— TASK OBJECTIVE —
Please output exactly the run of lines that starts at the line with "What's the underlying" and ends at the last line of the records below.

[Stored data]
-- START --

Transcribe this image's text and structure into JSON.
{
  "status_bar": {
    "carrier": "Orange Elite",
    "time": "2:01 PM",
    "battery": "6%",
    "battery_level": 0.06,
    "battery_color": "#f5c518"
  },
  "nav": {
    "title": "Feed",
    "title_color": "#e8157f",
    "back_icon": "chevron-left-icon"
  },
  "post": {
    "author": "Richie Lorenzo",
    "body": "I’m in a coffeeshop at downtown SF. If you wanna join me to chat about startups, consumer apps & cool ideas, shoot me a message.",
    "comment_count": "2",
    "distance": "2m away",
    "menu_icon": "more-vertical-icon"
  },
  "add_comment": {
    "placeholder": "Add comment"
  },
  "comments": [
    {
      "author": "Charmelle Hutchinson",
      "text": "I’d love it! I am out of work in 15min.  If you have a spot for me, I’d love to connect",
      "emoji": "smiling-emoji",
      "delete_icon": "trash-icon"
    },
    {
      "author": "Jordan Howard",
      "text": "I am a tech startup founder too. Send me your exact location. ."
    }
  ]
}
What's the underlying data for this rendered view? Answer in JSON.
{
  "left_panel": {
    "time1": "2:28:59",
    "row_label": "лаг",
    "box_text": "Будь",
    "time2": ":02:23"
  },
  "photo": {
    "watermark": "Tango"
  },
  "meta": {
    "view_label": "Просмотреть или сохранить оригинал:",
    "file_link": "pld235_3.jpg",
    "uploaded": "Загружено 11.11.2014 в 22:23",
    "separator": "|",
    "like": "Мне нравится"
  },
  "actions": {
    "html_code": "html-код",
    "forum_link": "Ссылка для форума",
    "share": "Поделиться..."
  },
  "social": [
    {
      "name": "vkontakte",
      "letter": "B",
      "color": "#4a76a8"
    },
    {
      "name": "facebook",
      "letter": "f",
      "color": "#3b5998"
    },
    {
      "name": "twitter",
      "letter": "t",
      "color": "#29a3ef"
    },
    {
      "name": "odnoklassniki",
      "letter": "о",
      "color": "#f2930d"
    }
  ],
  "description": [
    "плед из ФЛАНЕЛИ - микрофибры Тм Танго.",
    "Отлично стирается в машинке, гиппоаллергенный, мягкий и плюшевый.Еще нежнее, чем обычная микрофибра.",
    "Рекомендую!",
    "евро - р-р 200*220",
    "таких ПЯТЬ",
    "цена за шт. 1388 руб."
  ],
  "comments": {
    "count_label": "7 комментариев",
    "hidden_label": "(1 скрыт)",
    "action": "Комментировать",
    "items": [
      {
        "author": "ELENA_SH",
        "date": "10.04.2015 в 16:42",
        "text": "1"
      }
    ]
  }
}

-- END --

— CORRECT RESULT —
What's the underlying data for this rendered view? Answer in JSON.
{
  "left_panel": {
    "time1": "2:28:59",
    "row_label": "лаг",
    "box_text": "Будь",
    "time2": ":02:23"
  },
  "photo": {
    "watermark": "Tango"
  },
  "meta": {
    "view_label": "Просмотреть или сохранить оригинал:",
    "file_link": "pld235_3.jpg",
    "uploaded": "Загружено 11.11.2014 в 22:23",
    "separator": "|",
    "like": "Мне нравится"
  },
  "actions": {
    "html_code": "html-код",
    "forum_link": "Ссылка для форума",
    "share": "Поделиться..."
  },
  "social": [
    {
      "name": "vkontakte",
      "letter": "B",
      "color": "#4a76a8"
    },
    {
      "name": "facebook",
      "letter": "f",
      "color": "#3b5998"
    },
    {
      "name": "twitter",
      "letter": "t",
      "color": "#29a3ef"
    },
    {
      "name": "odnoklassniki",
      "letter": "о",
      "color": "#f2930d"
    }
  ],
  "description": [
    "плед из ФЛАНЕЛИ - микрофибры Тм Танго.",
    "Отлично стирается в машинке, гиппоаллергенный, мягкий и плюшевый.Еще нежнее, чем обычная микрофибра.",
    "Рекомендую!",
    "евро - р-р 200*220",
    "таких ПЯТЬ",
    "цена за шт. 1388 руб."
  ],
  "comments": {
    "count_label": "7 комментариев",
    "hidden_label": "(1 скрыт)",
    "action": "Комментировать",
    "items": [
      {
        "author": "ELENA_SH",
        "date": "10.04.2015 в 16:42",
        "text": "1"
      }
    ]
  }
}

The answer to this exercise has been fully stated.